Stored items from a collection
+ + + + +
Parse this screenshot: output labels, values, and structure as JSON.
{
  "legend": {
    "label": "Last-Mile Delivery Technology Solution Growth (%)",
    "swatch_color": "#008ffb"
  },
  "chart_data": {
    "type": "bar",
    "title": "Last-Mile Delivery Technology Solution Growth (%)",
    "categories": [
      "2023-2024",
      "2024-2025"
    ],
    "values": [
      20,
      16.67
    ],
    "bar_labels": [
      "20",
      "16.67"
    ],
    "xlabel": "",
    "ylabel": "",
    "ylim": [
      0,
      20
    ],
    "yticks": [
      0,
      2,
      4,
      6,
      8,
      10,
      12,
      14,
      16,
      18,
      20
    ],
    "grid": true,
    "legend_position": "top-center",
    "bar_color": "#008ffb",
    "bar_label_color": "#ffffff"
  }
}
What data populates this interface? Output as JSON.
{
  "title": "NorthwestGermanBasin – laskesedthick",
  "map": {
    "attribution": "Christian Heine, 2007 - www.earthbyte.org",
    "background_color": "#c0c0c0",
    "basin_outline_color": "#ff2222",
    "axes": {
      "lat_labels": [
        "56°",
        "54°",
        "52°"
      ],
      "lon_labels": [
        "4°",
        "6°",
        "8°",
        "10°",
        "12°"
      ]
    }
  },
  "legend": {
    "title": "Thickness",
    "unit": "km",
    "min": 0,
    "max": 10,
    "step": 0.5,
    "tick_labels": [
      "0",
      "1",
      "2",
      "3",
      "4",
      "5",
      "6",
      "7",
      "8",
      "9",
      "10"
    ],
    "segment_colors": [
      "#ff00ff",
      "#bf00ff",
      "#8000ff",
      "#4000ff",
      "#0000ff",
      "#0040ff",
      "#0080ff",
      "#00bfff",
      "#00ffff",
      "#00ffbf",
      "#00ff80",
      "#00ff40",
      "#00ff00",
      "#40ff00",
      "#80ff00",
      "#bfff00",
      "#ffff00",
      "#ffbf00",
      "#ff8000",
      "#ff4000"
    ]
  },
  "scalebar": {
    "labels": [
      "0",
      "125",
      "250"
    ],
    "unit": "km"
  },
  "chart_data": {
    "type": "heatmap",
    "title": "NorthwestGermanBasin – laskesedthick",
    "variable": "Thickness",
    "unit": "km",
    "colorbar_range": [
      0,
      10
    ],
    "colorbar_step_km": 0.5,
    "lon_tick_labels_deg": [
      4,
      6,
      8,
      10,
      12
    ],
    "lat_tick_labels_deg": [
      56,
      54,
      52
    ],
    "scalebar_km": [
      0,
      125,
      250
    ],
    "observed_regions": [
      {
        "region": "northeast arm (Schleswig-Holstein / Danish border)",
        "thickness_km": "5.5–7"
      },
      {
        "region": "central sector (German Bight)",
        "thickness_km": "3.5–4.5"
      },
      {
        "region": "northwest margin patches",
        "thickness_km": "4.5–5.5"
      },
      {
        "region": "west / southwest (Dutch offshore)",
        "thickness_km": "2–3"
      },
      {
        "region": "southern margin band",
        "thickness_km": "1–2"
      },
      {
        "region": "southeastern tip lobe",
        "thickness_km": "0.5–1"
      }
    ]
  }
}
+ + + + +
Locate each line with the word "this" and copy it.

Parse this screenshot: output labels, values, and structure as JSON.
What data populates this interface? Output as JSON.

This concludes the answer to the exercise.